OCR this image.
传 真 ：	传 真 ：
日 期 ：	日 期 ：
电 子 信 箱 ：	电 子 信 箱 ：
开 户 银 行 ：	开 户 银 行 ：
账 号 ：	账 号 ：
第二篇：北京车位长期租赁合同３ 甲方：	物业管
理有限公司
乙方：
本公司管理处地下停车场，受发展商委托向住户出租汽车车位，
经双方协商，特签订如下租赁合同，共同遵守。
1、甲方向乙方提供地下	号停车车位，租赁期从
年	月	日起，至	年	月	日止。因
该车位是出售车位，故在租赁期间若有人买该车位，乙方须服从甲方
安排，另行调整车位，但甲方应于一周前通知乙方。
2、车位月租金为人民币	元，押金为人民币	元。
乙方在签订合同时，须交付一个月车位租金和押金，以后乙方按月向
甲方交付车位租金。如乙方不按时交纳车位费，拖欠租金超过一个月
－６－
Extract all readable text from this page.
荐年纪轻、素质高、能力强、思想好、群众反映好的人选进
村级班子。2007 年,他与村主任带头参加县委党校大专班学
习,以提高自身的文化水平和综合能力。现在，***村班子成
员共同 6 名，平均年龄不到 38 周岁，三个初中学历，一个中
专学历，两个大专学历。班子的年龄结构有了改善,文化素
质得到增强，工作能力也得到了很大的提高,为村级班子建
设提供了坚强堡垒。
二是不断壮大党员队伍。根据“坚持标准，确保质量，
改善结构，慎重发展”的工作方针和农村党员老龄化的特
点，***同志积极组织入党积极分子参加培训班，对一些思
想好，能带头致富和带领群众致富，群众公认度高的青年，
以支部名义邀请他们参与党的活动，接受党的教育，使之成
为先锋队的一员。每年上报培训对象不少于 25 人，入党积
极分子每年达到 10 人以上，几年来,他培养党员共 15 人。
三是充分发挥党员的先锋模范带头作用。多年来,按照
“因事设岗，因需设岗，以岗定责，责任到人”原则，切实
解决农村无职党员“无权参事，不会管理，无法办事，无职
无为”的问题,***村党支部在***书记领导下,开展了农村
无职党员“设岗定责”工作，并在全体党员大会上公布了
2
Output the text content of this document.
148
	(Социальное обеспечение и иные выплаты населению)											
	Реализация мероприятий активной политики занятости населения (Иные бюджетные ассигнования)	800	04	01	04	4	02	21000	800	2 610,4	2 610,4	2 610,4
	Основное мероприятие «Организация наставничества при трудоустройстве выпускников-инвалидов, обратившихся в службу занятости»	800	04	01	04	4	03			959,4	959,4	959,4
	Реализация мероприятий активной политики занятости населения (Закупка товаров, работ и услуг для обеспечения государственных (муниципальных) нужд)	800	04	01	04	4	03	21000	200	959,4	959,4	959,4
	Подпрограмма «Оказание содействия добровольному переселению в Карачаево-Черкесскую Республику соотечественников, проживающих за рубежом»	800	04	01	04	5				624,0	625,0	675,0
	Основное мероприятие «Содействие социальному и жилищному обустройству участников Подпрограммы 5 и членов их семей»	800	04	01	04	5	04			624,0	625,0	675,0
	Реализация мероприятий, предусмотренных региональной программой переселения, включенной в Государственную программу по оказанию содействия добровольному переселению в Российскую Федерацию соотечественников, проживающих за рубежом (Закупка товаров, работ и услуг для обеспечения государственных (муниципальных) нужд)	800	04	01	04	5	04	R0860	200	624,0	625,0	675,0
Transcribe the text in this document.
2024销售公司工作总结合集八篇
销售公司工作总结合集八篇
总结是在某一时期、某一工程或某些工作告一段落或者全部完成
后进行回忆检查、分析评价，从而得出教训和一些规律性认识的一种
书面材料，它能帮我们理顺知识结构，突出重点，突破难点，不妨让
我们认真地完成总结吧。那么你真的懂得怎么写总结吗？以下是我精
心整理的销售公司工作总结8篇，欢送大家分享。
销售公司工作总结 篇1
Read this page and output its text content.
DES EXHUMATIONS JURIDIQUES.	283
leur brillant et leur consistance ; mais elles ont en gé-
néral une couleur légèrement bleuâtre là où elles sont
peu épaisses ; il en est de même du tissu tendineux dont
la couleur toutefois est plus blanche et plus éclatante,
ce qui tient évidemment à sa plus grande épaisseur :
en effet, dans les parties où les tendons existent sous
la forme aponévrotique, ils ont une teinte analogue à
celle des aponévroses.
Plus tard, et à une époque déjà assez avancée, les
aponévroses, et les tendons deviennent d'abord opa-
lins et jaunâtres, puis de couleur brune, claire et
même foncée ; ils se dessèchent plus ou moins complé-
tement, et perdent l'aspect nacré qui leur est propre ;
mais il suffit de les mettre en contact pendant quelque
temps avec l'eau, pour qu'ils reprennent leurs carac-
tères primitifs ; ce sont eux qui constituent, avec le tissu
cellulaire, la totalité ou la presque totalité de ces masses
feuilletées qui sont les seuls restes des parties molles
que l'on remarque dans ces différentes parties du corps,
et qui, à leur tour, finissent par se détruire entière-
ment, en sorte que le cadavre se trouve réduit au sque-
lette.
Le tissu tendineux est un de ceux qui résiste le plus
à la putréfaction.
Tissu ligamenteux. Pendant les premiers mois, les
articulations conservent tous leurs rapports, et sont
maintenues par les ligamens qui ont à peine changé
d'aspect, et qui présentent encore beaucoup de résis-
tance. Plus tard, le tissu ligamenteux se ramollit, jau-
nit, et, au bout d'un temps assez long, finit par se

--- To be done ---
Print the records once more, exactly as they were given.

--- Response to the exercise ---
OCR this image.
传 真 ：	传 真 ：
日 期 ：	日 期 ：
电 子 信 箱 ：	电 子 信 箱 ：
开 户 银 行 ：	开 户 银 行 ：
账 号 ：	账 号 ：
第二篇：北京车位长期租赁合同３ 甲方：	物业管
理有限公司
乙方：
本公司管理处地下停车场，受发展商委托向住户出租汽车车位，
经双方协商，特签订如下租赁合同，共同遵守。
1、甲方向乙方提供地下	号停车车位，租赁期从
年	月	日起，至	年	月	日止。因
该车位是出售车位，故在租赁期间若有人买该车位，乙方须服从甲方
安排，另行调整车位，但甲方应于一周前通知乙方。
2、车位月租金为人民币	元，押金为人民币	元。
乙方在签订合同时，须交付一个月车位租金和押金，以后乙方按月向
甲方交付车位租金。如乙方不按时交纳车位费，拖欠租金超过一个月
－６－
Extract all readable text from this page.
荐年纪轻、素质高、能力强、思想好、群众反映好的人选进
村级班子。2007 年,他与村主任带头参加县委党校大专班学
习,以提高自身的文化水平和综合能力。现在，***村班子成
员共同 6 名，平均年龄不到 38 周岁，三个初中学历，一个中
专学历，两个大专学历。班子的年龄结构有了改善,文化素
质得到增强，工作能力也得到了很大的提高,为村级班子建
设提供了坚强堡垒。
二是不断壮大党员队伍。根据“坚持标准，确保质量，
改善结构，慎重发展”的工作方针和农村党员老龄化的特
点，***同志积极组织入党积极分子参加培训班，对一些思
想好，能带头致富和带领群众致富，群众公认度高的青年，
以支部名义邀请他们参与党的活动，接受党的教育，使之成
为先锋队的一员。每年上报培训对象不少于 25 人，入党积
极分子每年达到 10 人以上，几年来,他培养党员共 15 人。
三是充分发挥党员的先锋模范带头作用。多年来,按照
“因事设岗，因需设岗，以岗定责，责任到人”原则，切实
解决农村无职党员“无权参事，不会管理，无法办事，无职
无为”的问题,***村党支部在***书记领导下,开展了农村
无职党员“设岗定责”工作，并在全体党员大会上公布了
2
Output the text content of this document.
148
	(Социальное обеспечение и иные выплаты населению)											
	Реализация мероприятий активной политики занятости населения (Иные бюджетные ассигнования)	800	04	01	04	4	02	21000	800	2 610,4	2 610,4	2 610,4
	Основное мероприятие «Организация наставничества при трудоустройстве выпускников-инвалидов, обратившихся в службу занятости»	800	04	01	04	4	03			959,4	959,4	959,4
	Реализация мероприятий активной политики занятости населения (Закупка товаров, работ и услуг для обеспечения государственных (муниципальных) нужд)	800	04	01	04	4	03	21000	200	959,4	959,4	959,4
	Подпрограмма «Оказание содействия добровольному переселению в Карачаево-Черкесскую Республику соотечественников, проживающих за рубежом»	800	04	01	04	5				624,0	625,0	675,0
	Основное мероприятие «Содействие социальному и жилищному обустройству участников Подпрограммы 5 и членов их семей»	800	04	01	04	5	04			624,0	625,0	675,0
	Реализация мероприятий, предусмотренных региональной программой переселения, включенной в Государственную программу по оказанию содействия добровольному переселению в Российскую Федерацию соотечественников, проживающих за рубежом (Закупка товаров, работ и услуг для обеспечения государственных (муниципальных) нужд)	800	04	01	04	5	04	R0860	200	624,0	625,0	675,0
Transcribe the text in this document.
2024销售公司工作总结合集八篇
销售公司工作总结合集八篇
总结是在某一时期、某一工程或某些工作告一段落或者全部完成
后进行回忆检查、分析评价，从而得出教训和一些规律性认识的一种
书面材料，它能帮我们理顺知识结构，突出重点，突破难点，不妨让
我们认真地完成总结吧。那么你真的懂得怎么写总结吗？以下是我精
心整理的销售公司工作总结8篇，欢送大家分享。
销售公司工作总结 篇1
Read this page and output its text content.
DES EXHUMATIONS JURIDIQUES.	283
leur brillant et leur consistance ; mais elles ont en gé-
néral une couleur légèrement bleuâtre là où elles sont
peu épaisses ; il en est de même du tissu tendineux dont
la couleur toutefois est plus blanche et plus éclatante,
ce qui tient évidemment à sa plus grande épaisseur :
en effet, dans les parties où les tendons existent sous
la forme aponévrotique, ils ont une teinte analogue à
celle des aponévroses.
Plus tard, et à une époque déjà assez avancée, les
aponévroses, et les tendons deviennent d'abord opa-
lins et jaunâtres, puis de couleur brune, claire et
même foncée ; ils se dessèchent plus ou moins complé-
tement, et perdent l'aspect nacré qui leur est propre ;
mais il suffit de les mettre en contact pendant quelque
temps avec l'eau, pour qu'ils reprennent leurs carac-
tères primitifs ; ce sont eux qui constituent, avec le tissu
cellulaire, la totalité ou la presque totalité de ces masses
feuilletées qui sont les seuls restes des parties molles
que l'on remarque dans ces différentes parties du corps,
et qui, à leur tour, finissent par se détruire entière-
ment, en sorte que le cadavre se trouve réduit au sque-
lette.
Le tissu tendineux est un de ceux qui résiste le plus
à la putréfaction.
Tissu ligamenteux. Pendant les premiers mois, les
articulations conservent tous leurs rapports, et sont
maintenues par les ligamens qui ont à peine changé
d'aspect, et qui présentent encore beaucoup de résis-
tance. Plus tard, le tissu ligamenteux se ramollit, jau-
nit, et, au bout d'un temps assez long, finit par se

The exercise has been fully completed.